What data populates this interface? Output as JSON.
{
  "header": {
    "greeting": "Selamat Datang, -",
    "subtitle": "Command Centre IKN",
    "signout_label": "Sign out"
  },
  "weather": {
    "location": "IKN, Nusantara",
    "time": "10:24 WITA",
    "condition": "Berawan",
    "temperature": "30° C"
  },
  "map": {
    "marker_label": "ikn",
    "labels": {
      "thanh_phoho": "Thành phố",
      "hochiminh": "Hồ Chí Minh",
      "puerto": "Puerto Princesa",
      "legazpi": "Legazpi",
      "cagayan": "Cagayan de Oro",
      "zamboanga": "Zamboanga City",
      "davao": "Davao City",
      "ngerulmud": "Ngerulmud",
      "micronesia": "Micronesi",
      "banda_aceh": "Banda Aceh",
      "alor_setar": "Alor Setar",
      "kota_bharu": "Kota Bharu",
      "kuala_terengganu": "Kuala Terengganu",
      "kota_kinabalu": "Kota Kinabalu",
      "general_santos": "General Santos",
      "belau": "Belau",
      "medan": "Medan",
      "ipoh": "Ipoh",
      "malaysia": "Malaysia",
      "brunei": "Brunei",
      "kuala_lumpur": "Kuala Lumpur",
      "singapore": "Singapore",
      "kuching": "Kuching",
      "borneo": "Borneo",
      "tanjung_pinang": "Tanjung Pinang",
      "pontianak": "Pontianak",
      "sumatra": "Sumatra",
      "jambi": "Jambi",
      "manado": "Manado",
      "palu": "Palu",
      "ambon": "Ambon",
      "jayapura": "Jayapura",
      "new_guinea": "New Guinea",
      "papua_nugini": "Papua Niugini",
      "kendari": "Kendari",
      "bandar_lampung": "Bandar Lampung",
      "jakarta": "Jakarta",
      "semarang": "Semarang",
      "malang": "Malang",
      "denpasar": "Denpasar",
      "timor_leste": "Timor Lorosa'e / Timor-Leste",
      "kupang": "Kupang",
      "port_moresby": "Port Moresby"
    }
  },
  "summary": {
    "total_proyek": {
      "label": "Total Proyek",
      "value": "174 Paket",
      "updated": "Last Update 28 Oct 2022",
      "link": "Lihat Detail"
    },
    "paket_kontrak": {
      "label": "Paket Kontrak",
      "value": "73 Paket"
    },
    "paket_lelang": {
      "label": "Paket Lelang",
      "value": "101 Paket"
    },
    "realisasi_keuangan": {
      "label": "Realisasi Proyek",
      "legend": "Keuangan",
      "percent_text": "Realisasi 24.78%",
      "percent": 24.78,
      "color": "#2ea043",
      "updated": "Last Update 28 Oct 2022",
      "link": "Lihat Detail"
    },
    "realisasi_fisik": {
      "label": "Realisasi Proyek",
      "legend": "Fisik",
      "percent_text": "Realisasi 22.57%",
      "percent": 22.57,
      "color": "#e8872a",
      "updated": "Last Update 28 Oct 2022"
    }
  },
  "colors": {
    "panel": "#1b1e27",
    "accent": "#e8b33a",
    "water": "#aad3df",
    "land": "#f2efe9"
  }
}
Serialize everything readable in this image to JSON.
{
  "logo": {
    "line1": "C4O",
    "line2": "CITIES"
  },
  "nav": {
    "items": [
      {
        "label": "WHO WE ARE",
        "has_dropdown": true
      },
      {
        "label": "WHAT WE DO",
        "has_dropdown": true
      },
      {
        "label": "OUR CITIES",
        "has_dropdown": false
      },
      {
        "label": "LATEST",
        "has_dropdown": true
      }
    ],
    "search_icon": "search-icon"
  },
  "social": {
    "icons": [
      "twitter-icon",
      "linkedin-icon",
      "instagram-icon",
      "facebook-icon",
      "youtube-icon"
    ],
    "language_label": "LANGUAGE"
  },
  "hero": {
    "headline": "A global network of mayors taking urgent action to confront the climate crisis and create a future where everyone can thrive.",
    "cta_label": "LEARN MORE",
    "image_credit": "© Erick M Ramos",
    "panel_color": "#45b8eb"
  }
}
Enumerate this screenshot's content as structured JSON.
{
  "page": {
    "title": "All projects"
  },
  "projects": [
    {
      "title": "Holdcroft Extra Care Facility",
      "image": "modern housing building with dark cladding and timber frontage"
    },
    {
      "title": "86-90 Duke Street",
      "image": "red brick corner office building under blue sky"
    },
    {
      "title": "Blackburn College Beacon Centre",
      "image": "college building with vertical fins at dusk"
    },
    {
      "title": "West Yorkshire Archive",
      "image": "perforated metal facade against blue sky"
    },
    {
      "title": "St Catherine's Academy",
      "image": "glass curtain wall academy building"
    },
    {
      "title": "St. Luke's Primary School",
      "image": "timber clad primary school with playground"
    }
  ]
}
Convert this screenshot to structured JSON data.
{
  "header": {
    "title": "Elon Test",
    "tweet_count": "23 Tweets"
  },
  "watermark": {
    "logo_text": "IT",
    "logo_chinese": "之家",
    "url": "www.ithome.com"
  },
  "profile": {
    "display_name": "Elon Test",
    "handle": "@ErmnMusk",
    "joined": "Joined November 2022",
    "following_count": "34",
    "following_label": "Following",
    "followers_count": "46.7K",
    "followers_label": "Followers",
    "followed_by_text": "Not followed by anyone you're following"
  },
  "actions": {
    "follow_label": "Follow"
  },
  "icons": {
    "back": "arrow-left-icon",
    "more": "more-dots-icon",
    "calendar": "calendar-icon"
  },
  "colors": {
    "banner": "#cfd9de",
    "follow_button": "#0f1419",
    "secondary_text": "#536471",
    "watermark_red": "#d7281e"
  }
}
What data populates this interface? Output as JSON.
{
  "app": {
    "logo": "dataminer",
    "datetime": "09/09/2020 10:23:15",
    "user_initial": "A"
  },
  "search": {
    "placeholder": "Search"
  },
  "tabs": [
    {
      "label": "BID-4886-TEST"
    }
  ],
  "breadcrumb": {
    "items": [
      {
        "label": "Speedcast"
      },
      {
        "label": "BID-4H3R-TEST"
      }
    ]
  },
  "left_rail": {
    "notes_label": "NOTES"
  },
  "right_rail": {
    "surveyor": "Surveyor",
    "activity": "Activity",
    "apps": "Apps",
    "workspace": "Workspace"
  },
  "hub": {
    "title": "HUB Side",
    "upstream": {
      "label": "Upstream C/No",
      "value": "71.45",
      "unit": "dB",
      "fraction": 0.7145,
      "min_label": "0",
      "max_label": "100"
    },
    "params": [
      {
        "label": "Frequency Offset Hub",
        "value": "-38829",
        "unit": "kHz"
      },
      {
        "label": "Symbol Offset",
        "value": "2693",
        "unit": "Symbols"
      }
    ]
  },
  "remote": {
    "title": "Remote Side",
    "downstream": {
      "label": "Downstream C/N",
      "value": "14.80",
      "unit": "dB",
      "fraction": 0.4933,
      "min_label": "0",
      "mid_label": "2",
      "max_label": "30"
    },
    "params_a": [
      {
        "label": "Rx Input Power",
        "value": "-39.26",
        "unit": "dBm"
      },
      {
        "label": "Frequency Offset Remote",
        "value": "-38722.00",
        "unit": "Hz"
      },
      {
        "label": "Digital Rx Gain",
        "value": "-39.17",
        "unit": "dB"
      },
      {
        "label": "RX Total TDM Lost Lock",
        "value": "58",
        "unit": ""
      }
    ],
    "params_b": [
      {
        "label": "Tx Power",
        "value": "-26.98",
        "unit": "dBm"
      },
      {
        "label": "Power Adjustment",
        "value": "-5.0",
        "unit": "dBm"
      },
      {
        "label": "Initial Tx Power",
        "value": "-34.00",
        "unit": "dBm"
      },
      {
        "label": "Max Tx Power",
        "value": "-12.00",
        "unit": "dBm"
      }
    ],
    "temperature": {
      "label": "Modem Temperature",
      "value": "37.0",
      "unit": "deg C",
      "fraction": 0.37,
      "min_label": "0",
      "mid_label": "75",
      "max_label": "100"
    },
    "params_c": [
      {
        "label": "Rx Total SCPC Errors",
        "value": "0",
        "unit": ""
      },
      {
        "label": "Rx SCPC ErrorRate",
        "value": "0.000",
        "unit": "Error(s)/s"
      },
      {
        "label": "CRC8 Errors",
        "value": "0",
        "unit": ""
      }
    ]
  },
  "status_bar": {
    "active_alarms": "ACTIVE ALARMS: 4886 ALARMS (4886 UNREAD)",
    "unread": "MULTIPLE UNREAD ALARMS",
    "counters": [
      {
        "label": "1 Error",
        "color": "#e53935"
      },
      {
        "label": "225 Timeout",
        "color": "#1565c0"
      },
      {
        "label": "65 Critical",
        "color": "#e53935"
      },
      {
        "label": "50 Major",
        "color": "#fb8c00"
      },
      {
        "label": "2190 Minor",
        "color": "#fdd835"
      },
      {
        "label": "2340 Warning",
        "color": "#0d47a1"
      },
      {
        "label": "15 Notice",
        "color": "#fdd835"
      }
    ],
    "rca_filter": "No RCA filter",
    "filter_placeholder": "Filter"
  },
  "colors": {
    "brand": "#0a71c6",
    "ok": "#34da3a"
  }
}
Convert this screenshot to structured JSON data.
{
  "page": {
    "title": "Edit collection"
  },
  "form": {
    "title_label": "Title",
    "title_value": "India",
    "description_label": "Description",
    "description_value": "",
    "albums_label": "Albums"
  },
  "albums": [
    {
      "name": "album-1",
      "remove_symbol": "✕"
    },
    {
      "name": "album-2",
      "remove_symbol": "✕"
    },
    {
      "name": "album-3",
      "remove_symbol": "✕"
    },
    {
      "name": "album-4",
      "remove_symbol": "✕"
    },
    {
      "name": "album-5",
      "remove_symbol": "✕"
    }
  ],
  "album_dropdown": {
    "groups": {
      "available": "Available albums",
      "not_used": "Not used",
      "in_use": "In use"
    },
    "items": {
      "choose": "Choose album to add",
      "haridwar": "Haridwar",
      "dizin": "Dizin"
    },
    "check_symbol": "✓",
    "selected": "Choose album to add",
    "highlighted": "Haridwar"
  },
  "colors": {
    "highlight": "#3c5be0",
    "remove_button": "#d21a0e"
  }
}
**********
Prompt: Write down only how many lines in the listing contain the word "with".

Exercise solution: 3